Of the lines in these entries, how many contain the string "експлуатації"? Give the number and nothing else.
____ Stored rows
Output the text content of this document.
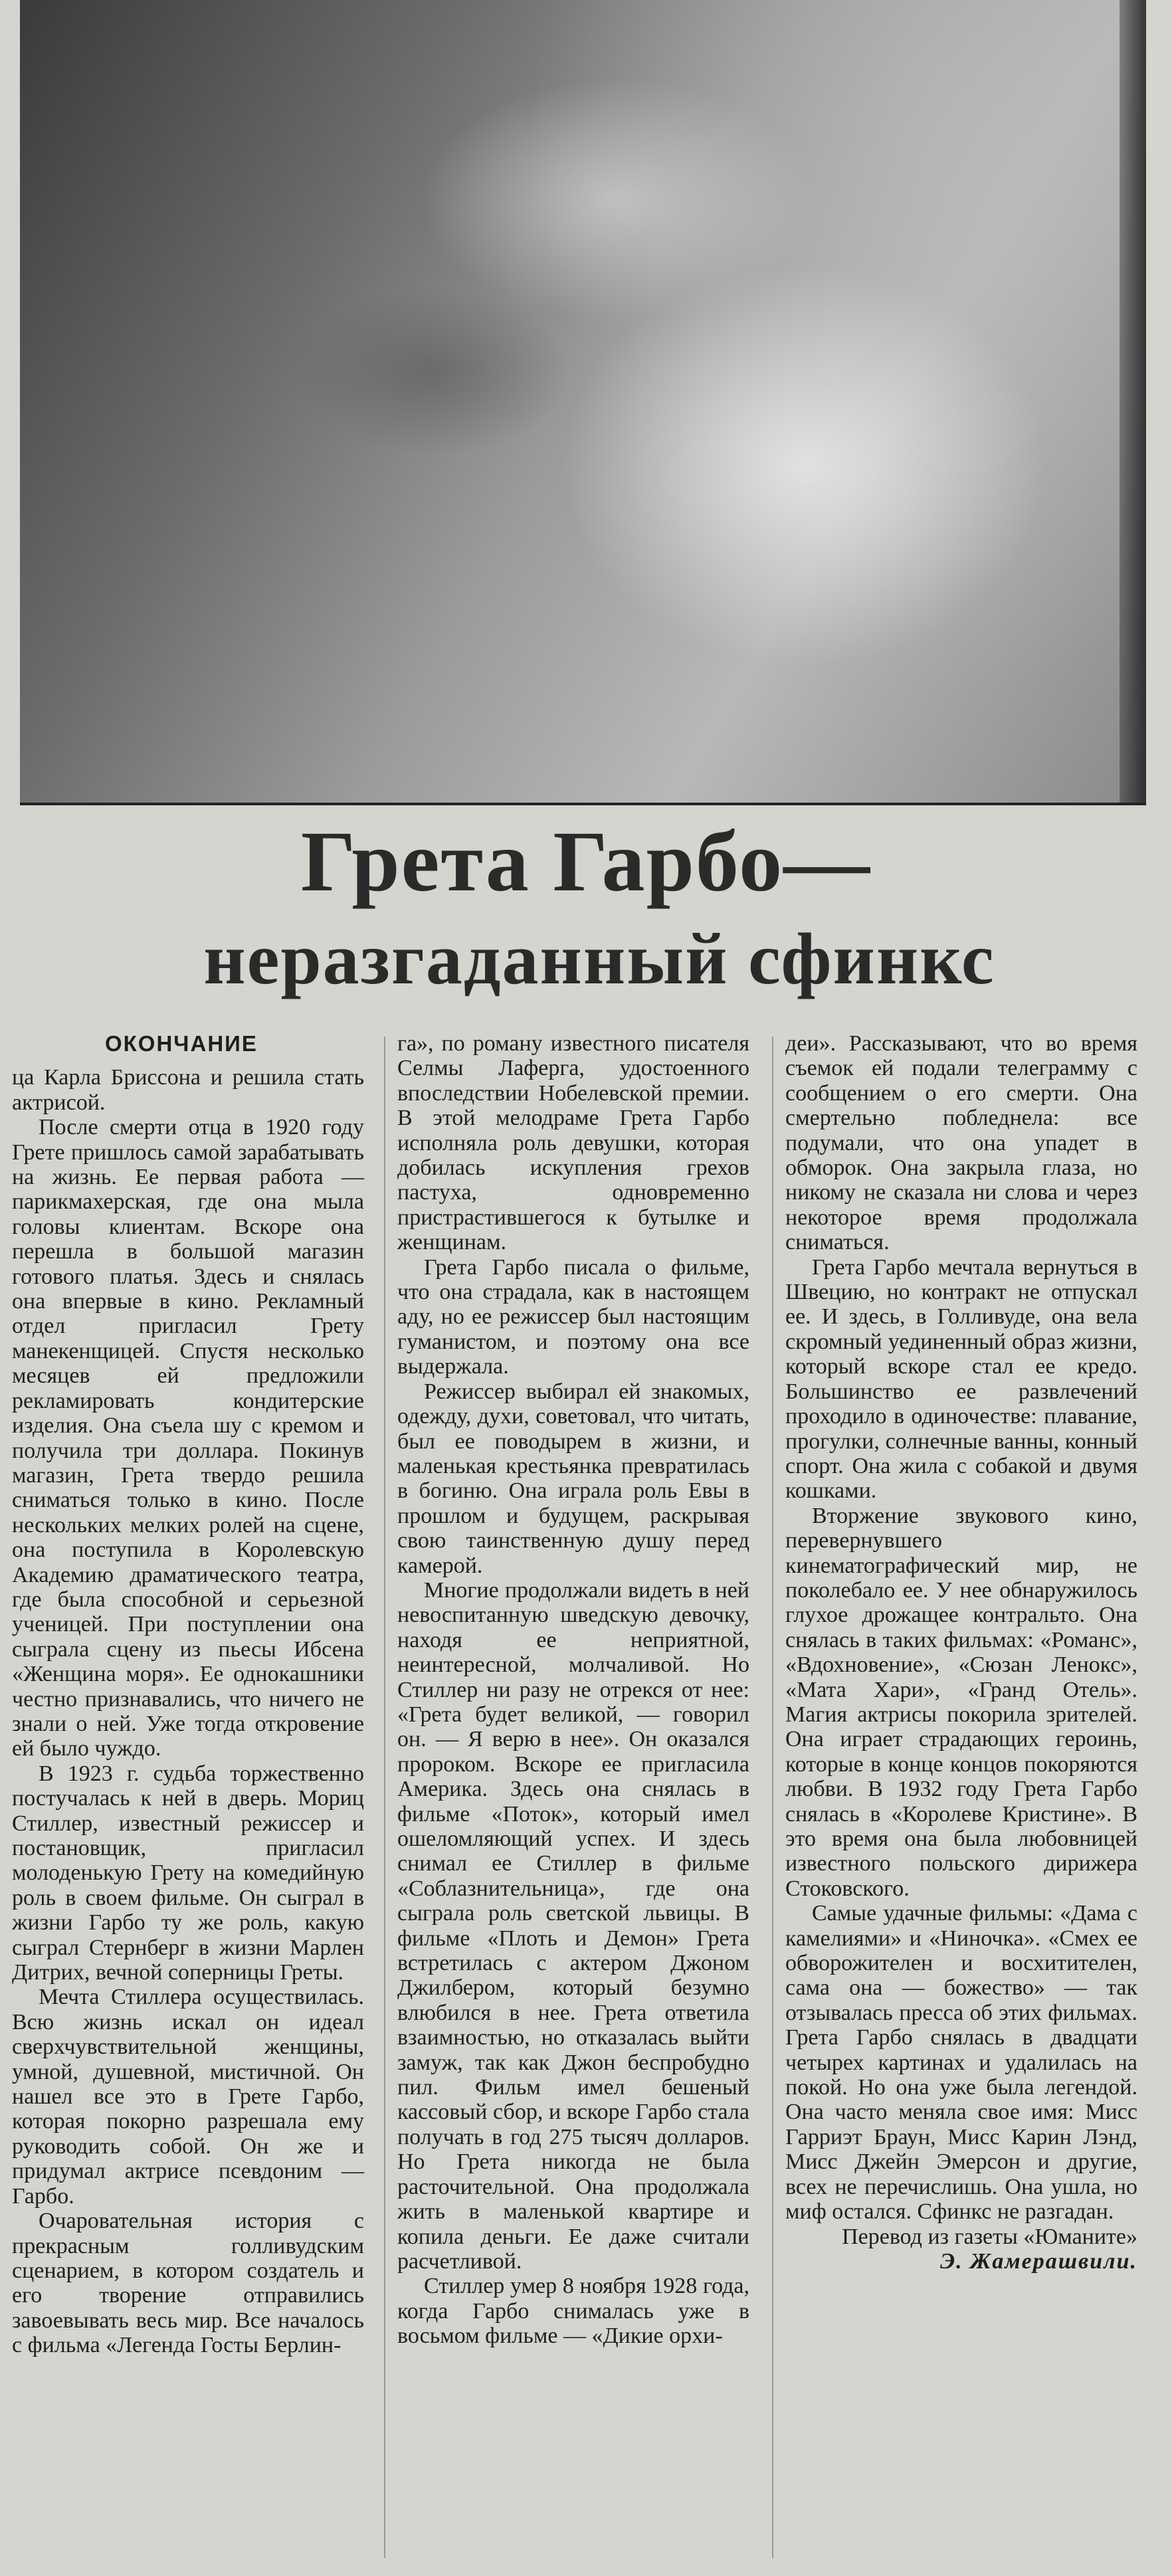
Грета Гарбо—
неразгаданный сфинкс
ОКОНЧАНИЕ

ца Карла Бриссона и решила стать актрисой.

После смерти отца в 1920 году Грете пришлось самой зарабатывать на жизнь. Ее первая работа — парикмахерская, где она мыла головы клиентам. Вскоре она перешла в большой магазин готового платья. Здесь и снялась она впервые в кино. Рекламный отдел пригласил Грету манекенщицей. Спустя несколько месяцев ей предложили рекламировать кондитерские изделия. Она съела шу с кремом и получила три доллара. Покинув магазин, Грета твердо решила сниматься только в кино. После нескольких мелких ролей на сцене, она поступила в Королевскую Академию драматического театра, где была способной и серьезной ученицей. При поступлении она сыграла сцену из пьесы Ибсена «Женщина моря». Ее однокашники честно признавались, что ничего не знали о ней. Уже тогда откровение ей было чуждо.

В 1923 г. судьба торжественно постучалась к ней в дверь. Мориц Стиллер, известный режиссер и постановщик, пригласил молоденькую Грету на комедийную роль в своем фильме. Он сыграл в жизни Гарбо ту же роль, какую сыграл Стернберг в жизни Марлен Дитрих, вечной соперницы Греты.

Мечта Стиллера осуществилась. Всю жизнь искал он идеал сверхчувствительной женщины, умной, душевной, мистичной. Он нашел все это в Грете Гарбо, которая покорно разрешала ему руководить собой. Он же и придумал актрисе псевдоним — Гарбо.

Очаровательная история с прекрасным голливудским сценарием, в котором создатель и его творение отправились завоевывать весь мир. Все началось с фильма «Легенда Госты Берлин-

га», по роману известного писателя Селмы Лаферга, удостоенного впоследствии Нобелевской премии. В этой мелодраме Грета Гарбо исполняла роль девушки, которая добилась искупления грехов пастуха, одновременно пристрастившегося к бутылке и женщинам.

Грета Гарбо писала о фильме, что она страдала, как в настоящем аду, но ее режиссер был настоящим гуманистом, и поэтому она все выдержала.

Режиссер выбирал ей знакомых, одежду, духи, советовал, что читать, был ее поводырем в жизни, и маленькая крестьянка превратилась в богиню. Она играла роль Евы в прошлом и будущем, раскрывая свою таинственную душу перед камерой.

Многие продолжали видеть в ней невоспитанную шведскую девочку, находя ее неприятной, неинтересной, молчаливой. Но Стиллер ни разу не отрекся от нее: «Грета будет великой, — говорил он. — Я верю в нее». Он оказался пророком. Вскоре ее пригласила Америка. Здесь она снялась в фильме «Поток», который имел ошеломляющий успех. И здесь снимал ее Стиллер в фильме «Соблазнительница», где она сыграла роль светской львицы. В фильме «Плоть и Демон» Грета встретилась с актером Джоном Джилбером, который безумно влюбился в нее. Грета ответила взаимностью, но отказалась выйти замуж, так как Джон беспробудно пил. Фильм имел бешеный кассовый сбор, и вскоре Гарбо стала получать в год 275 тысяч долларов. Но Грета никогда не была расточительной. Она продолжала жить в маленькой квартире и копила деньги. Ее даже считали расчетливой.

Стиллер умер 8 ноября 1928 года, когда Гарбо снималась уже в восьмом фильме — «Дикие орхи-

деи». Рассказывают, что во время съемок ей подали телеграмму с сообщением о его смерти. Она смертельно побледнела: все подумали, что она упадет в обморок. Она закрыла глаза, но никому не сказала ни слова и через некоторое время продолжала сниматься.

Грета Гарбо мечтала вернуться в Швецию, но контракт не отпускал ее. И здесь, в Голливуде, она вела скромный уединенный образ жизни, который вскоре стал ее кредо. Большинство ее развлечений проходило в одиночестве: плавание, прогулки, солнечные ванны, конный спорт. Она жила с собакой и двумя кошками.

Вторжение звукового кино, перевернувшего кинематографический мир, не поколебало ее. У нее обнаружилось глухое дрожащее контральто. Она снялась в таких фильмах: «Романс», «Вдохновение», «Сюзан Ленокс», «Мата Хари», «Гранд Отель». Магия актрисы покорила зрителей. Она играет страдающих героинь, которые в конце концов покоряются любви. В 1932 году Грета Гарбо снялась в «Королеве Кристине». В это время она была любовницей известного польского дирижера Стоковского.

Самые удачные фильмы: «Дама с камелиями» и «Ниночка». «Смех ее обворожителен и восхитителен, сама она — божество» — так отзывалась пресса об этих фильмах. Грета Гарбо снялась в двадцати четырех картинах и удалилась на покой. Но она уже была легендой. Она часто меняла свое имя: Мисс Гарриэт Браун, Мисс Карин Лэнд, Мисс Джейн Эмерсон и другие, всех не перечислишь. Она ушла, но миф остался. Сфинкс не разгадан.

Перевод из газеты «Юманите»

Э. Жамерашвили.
________
____ Stored rows
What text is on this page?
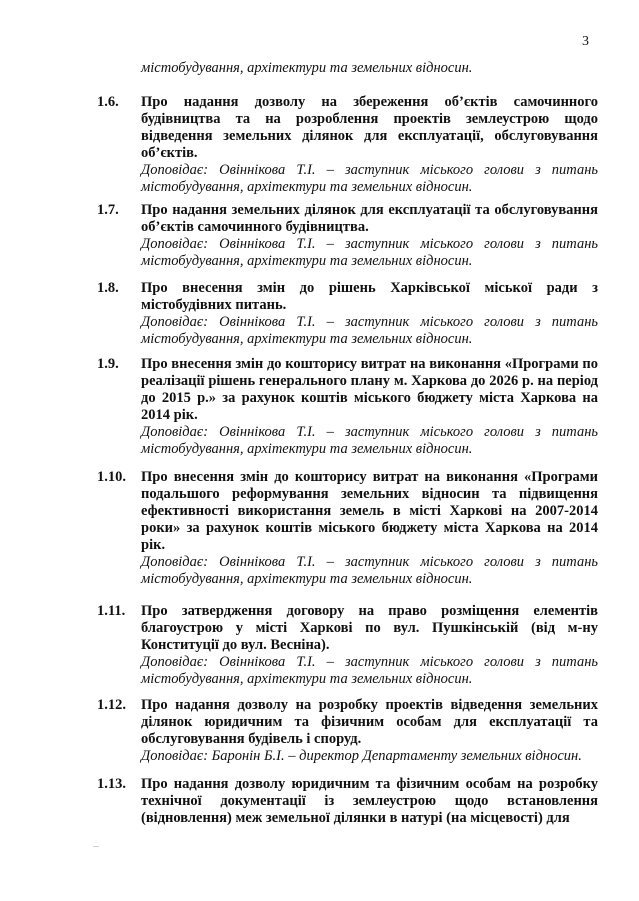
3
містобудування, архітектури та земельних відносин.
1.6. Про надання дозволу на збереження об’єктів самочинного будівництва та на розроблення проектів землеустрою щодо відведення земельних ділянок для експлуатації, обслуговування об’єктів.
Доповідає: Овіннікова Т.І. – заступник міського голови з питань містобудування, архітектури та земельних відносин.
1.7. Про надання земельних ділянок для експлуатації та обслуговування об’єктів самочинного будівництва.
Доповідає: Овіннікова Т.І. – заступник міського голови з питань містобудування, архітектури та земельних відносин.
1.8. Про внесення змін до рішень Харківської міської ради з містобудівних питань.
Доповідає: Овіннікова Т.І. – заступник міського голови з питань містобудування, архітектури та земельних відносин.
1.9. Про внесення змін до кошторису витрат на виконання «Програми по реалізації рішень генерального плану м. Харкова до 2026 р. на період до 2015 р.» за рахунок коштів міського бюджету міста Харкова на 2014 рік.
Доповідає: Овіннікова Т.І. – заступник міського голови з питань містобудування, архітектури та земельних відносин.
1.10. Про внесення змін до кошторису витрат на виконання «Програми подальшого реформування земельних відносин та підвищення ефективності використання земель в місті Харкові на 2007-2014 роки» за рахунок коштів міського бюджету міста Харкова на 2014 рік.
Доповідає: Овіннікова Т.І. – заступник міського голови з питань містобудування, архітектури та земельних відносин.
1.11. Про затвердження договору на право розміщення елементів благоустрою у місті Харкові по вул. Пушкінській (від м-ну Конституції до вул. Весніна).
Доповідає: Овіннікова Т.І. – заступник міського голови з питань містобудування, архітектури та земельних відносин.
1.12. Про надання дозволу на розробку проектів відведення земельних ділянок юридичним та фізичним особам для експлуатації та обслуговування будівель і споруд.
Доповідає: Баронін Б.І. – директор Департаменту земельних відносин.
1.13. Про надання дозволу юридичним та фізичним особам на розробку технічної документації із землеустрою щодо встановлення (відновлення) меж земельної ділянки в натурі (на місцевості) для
________
____ Stored rows
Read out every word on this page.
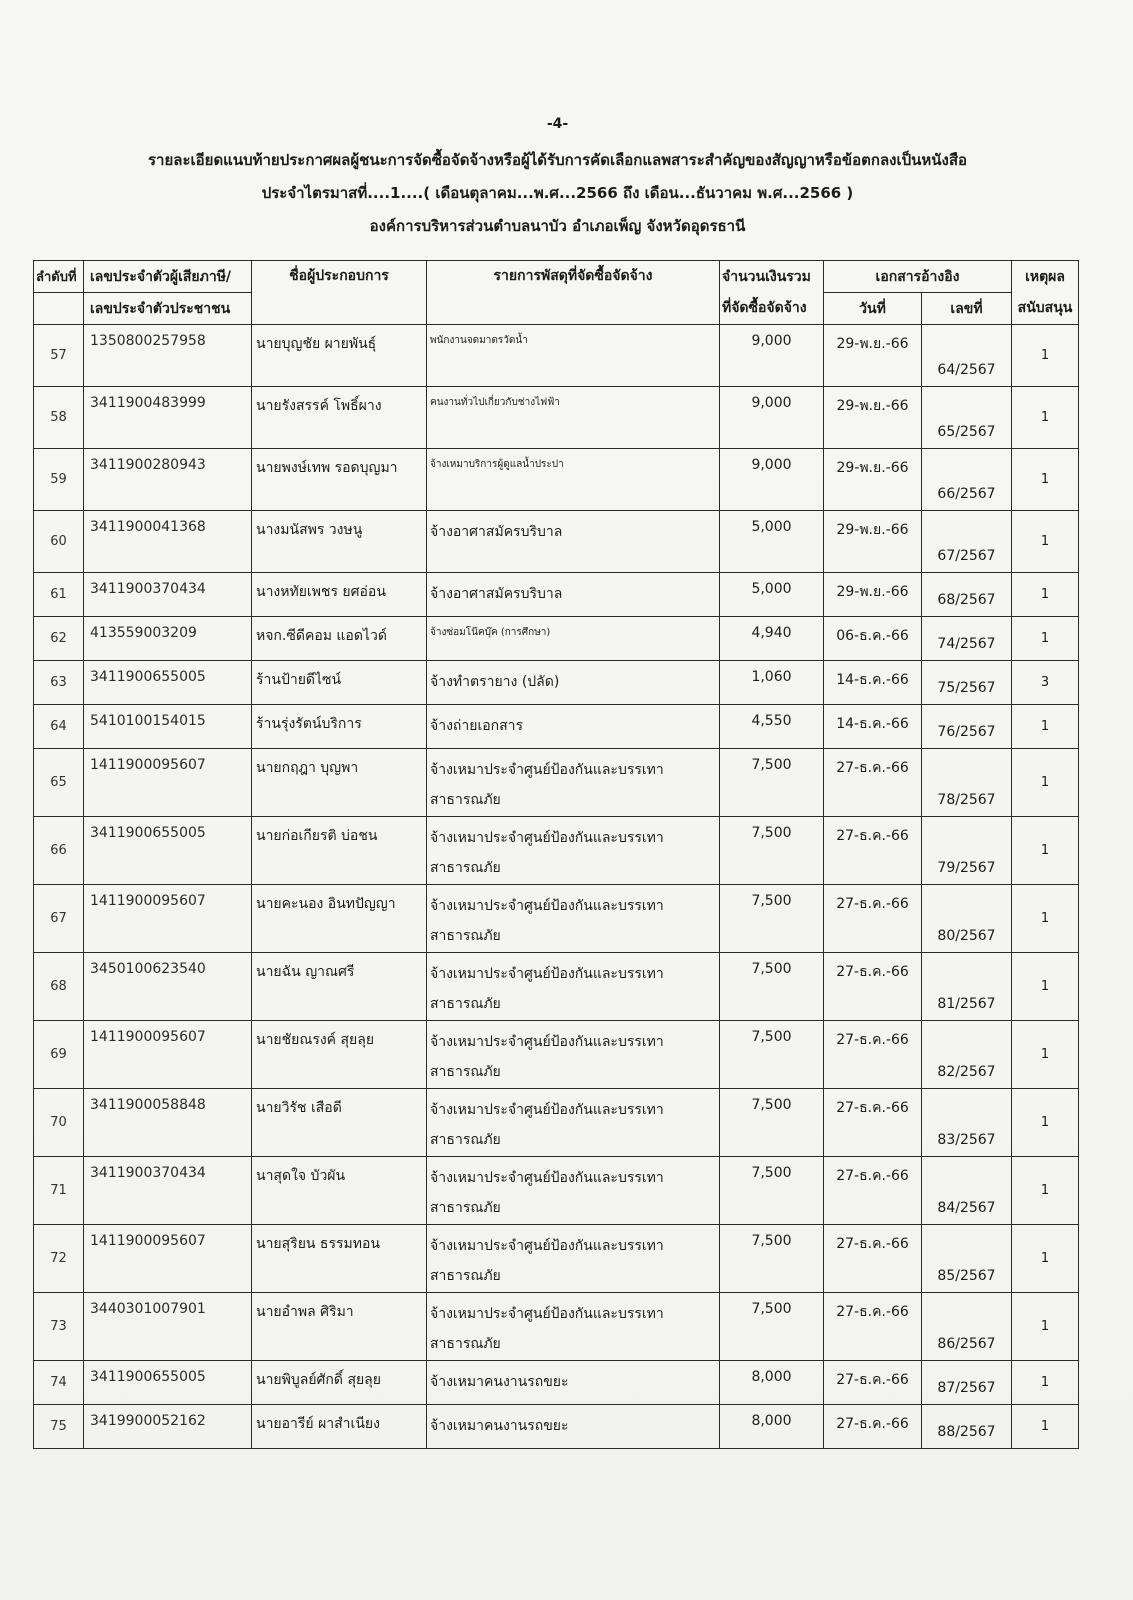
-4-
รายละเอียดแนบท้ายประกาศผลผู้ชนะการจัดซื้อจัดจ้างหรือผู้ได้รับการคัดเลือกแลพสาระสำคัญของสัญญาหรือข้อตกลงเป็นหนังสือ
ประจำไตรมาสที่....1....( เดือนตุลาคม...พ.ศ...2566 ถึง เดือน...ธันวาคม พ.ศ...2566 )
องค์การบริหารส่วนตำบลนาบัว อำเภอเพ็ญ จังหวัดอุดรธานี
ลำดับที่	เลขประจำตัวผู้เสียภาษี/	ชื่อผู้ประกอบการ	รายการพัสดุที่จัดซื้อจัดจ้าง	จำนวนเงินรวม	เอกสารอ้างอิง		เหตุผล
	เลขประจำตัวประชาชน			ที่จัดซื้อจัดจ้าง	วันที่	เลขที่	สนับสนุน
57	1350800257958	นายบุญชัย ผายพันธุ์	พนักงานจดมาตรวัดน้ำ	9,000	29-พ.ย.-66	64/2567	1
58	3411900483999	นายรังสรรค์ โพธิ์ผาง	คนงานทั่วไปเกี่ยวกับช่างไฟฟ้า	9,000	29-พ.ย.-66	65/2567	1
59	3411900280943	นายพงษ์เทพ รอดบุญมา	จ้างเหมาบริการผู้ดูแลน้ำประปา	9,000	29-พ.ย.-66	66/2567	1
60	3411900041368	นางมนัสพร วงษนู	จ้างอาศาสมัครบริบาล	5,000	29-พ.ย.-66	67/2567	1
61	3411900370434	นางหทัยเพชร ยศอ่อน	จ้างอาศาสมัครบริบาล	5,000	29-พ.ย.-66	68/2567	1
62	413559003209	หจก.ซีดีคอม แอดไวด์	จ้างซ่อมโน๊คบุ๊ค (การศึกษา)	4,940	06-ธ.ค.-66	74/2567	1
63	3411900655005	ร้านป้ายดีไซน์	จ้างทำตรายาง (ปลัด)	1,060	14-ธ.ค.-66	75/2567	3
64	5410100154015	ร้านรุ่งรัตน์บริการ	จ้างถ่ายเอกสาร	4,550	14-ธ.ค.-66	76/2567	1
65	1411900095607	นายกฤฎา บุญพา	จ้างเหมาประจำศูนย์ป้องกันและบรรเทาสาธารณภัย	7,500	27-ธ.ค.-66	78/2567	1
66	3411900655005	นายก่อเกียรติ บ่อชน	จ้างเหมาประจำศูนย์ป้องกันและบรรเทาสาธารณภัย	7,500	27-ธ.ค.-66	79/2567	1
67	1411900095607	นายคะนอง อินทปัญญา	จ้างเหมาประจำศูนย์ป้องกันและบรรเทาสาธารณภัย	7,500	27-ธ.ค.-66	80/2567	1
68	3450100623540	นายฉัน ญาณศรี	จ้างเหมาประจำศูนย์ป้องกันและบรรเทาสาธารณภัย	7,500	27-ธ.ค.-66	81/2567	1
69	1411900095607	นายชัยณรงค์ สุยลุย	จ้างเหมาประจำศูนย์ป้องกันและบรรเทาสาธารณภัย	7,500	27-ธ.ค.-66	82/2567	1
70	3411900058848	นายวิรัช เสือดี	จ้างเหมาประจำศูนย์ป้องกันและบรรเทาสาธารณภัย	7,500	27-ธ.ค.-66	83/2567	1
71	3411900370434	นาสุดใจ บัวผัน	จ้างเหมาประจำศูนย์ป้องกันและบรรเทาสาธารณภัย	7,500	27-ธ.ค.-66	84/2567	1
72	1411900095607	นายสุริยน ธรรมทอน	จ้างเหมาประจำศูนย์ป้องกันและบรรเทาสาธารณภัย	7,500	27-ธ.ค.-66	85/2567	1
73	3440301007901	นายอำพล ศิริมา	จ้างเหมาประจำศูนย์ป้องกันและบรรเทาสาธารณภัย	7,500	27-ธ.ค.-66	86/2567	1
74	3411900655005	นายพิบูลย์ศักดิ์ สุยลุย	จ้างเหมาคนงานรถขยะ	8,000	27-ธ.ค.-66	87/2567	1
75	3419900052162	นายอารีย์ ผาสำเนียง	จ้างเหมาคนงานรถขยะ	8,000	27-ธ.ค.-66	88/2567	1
________
- Expected output
3